## begin Record set

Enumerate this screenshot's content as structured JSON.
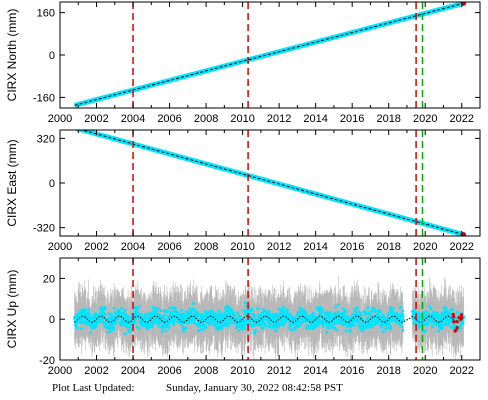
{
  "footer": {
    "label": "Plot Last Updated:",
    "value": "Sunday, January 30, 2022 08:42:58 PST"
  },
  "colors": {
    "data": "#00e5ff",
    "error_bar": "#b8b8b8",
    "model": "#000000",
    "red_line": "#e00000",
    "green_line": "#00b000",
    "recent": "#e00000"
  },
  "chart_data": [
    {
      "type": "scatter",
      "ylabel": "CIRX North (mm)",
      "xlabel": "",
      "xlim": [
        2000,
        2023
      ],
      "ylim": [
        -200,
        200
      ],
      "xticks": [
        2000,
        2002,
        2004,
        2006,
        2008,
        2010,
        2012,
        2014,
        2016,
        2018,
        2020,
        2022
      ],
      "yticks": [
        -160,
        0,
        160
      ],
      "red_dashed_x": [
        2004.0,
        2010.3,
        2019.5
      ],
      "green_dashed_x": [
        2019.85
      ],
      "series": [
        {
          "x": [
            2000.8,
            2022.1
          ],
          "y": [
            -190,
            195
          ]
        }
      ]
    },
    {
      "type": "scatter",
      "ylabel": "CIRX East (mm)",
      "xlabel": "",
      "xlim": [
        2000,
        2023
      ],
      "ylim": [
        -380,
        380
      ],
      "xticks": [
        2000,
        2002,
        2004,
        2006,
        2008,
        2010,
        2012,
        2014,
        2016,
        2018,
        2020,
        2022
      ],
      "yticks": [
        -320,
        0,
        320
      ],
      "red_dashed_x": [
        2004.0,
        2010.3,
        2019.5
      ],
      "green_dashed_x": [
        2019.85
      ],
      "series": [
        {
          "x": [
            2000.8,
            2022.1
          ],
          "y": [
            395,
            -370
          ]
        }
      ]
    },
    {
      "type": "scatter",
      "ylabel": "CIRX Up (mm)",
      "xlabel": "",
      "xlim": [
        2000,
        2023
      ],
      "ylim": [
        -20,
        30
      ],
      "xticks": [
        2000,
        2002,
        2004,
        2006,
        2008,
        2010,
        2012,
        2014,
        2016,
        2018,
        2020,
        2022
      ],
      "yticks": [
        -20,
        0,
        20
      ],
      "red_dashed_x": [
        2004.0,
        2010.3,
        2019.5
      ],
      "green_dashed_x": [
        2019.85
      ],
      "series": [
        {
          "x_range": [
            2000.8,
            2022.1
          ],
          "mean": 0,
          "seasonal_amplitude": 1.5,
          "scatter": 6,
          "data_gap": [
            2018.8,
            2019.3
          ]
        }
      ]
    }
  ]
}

## end Record set
## begin Record set

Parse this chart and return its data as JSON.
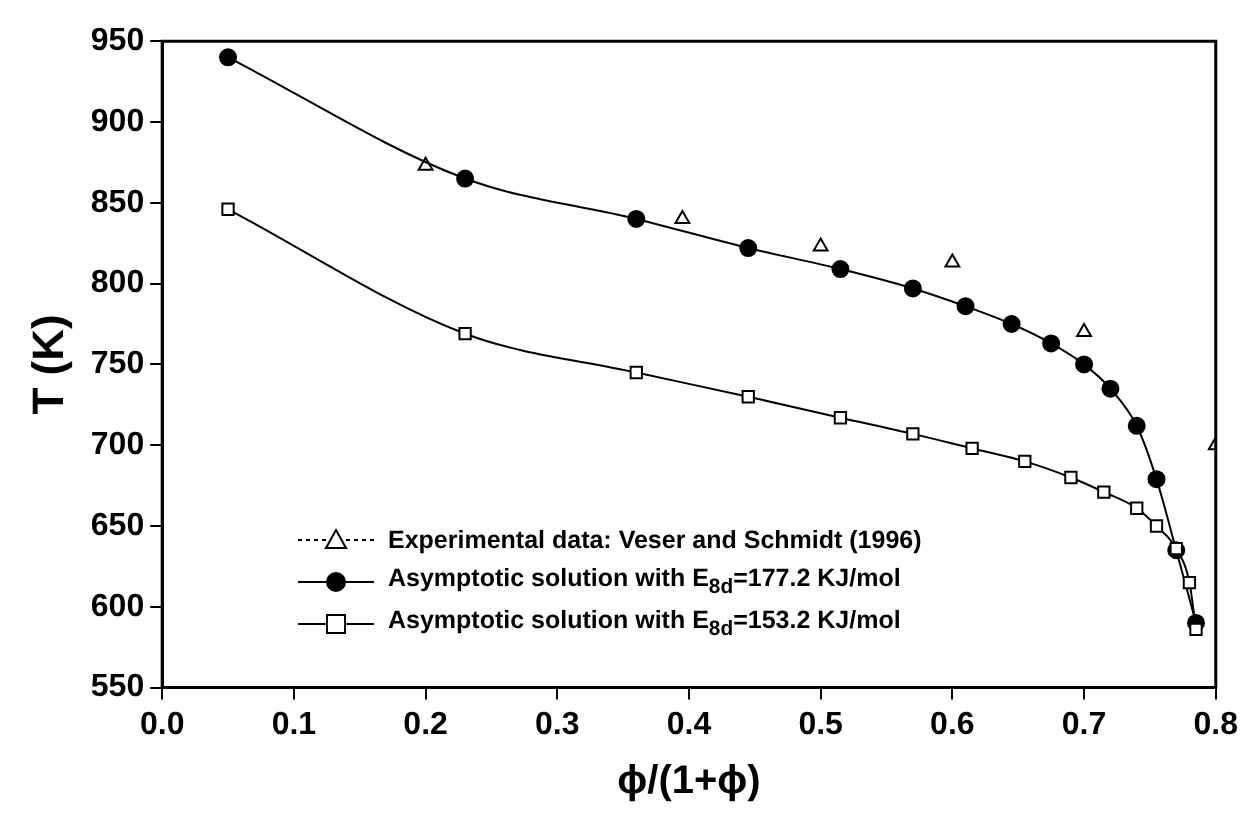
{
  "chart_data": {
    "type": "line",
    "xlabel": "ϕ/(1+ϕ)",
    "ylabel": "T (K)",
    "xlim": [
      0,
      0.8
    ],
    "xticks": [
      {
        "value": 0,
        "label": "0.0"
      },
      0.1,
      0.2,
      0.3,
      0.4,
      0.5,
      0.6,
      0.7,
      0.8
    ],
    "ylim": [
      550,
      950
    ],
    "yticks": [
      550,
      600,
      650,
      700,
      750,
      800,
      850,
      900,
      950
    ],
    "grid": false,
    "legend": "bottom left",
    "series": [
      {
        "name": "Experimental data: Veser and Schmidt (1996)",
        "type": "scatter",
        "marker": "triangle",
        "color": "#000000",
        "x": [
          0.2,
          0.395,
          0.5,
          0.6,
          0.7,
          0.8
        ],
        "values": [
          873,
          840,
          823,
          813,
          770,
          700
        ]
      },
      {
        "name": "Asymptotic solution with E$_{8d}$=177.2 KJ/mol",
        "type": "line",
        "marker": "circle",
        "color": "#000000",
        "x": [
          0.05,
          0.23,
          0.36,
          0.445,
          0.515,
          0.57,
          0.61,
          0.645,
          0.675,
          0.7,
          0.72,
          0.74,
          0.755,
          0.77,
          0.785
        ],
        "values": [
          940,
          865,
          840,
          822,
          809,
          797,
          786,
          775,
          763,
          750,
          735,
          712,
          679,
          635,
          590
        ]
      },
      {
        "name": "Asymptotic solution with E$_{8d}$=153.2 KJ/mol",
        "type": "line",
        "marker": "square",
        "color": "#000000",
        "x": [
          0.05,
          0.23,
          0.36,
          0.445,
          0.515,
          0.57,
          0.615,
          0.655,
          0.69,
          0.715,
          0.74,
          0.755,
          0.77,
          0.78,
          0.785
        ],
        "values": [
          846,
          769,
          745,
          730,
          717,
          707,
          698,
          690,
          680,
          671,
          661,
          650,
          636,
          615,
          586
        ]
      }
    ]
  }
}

## end Record set

Set exercise >>
Look above for lines with the word "ylabel" and copy them all.

Result >>
      "ylabel": "CIRX North (mm)",
      "ylabel": "CIRX East (mm)",
      "ylabel": "CIRX Up (mm)",
    "ylabel": "T (K)",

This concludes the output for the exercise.